== Supplied records ==

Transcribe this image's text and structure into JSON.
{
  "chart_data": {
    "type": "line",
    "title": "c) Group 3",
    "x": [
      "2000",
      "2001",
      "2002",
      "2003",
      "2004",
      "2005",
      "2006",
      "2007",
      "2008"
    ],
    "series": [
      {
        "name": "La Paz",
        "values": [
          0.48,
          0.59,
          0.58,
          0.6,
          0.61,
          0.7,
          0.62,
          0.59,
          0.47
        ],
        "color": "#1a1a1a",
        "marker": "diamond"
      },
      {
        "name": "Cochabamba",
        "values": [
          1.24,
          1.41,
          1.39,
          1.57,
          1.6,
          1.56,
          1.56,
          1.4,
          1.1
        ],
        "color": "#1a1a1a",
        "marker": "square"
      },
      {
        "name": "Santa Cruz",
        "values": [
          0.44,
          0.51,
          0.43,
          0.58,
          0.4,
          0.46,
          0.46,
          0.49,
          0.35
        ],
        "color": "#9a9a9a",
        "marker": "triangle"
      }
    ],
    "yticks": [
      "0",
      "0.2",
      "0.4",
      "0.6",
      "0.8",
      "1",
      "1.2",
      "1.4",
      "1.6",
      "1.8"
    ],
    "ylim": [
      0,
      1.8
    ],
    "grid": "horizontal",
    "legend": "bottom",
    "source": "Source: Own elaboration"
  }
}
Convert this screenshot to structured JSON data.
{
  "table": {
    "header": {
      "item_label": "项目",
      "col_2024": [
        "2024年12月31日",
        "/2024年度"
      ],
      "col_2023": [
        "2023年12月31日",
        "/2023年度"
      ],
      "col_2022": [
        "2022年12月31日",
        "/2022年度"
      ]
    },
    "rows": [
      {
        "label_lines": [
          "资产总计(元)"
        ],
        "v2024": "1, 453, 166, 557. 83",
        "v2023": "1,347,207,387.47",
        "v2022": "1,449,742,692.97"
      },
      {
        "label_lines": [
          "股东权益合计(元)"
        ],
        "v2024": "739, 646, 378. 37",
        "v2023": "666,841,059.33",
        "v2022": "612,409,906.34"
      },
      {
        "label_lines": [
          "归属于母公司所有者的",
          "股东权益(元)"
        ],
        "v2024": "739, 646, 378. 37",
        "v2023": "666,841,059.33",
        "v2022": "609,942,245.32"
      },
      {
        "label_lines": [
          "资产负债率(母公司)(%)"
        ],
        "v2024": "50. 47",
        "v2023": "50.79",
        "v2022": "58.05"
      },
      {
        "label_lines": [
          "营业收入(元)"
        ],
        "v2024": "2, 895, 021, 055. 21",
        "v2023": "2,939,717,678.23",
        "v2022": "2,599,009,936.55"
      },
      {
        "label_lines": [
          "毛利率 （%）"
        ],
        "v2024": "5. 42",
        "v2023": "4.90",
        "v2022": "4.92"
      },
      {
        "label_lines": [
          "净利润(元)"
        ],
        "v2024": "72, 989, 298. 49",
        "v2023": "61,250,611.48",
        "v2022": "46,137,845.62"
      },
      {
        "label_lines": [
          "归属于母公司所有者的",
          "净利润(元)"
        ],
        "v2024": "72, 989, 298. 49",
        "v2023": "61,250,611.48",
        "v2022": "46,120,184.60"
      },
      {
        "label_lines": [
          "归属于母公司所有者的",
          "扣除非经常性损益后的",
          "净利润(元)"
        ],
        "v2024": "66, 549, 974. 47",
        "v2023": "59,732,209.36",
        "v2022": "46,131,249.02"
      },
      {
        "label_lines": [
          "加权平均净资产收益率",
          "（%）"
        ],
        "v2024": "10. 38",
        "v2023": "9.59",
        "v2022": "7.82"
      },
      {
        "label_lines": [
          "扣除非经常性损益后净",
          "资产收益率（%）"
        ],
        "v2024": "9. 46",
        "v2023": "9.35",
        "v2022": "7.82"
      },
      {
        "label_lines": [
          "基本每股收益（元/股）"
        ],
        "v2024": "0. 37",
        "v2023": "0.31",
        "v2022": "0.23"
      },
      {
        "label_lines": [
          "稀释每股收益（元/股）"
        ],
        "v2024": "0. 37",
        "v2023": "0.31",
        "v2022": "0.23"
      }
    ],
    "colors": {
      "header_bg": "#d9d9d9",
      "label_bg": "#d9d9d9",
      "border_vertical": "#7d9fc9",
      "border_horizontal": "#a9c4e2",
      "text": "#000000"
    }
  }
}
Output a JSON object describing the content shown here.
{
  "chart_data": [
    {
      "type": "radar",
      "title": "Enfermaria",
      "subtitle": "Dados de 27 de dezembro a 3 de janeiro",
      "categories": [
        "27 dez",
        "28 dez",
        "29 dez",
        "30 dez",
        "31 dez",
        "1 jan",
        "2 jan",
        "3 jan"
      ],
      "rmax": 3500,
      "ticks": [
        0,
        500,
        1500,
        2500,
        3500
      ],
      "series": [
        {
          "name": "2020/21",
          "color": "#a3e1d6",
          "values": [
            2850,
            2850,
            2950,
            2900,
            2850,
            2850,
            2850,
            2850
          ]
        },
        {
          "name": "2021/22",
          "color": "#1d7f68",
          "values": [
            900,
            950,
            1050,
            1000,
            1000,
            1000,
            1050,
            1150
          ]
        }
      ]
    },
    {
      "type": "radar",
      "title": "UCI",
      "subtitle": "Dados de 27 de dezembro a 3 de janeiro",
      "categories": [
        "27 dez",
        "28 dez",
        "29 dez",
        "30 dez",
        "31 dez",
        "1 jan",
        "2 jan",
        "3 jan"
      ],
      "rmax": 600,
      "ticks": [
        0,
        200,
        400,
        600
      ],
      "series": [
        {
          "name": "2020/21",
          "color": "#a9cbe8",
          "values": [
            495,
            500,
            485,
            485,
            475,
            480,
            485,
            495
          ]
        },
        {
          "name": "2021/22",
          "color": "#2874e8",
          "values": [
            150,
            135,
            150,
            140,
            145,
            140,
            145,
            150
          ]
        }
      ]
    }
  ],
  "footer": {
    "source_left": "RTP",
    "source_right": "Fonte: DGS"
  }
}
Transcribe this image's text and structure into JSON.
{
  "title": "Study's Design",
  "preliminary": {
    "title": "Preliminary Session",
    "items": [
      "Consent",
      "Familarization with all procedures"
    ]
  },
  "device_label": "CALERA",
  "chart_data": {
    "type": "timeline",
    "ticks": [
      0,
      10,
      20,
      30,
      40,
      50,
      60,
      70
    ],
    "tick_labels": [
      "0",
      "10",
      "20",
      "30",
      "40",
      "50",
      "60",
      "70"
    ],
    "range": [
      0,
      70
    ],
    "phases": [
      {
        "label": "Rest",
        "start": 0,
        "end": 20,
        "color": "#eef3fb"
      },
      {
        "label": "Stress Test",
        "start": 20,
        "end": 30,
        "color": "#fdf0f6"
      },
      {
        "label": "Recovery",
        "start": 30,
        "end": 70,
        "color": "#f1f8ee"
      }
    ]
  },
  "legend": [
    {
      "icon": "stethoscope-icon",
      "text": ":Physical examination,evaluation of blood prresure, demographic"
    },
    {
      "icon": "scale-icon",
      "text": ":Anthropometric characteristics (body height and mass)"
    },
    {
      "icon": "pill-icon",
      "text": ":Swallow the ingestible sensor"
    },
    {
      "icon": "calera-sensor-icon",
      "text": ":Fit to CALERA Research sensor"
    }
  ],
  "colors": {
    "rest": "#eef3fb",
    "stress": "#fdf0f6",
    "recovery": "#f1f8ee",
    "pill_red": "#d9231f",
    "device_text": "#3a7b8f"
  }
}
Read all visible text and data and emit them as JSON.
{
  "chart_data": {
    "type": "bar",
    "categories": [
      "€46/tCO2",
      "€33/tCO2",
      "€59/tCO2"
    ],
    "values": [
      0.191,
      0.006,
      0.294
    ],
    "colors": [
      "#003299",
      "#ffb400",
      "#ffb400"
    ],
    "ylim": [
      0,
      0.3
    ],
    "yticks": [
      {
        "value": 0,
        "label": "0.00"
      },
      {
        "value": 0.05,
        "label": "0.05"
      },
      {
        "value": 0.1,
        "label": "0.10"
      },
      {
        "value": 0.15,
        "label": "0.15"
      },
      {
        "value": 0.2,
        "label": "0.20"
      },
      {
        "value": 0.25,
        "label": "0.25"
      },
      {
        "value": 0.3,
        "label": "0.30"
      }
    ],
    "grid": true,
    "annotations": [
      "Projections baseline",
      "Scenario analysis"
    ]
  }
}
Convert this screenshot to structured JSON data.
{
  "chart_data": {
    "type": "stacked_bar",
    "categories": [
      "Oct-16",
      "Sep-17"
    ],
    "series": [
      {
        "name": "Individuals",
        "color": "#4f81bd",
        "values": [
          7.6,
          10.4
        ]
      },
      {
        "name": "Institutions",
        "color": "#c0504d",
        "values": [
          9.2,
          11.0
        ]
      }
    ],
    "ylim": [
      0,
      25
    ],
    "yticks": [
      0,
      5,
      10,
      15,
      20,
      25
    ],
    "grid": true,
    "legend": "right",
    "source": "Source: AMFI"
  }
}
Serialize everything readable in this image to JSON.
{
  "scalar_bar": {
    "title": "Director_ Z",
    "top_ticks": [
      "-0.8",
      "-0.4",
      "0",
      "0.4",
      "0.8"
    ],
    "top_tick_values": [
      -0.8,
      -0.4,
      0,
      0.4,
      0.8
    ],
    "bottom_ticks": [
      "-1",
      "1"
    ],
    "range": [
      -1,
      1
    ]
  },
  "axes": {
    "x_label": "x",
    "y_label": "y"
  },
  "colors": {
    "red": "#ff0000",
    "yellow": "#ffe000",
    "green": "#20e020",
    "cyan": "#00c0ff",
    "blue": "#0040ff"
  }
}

===

Aim
Starting at the line that contains "Serialize everything readable", retype each line through the end of the listing above and nothing else.

Answer to the problem
Serialize everything readable in this image to JSON.
{
  "scalar_bar": {
    "title": "Director_ Z",
    "top_ticks": [
      "-0.8",
      "-0.4",
      "0",
      "0.4",
      "0.8"
    ],
    "top_tick_values": [
      -0.8,
      -0.4,
      0,
      0.4,
      0.8
    ],
    "bottom_ticks": [
      "-1",
      "1"
    ],
    "range": [
      -1,
      1
    ]
  },
  "axes": {
    "x_label": "x",
    "y_label": "y"
  },
  "colors": {
    "red": "#ff0000",
    "yellow": "#ffe000",
    "green": "#20e020",
    "cyan": "#00c0ff",
    "blue": "#0040ff"
  }
}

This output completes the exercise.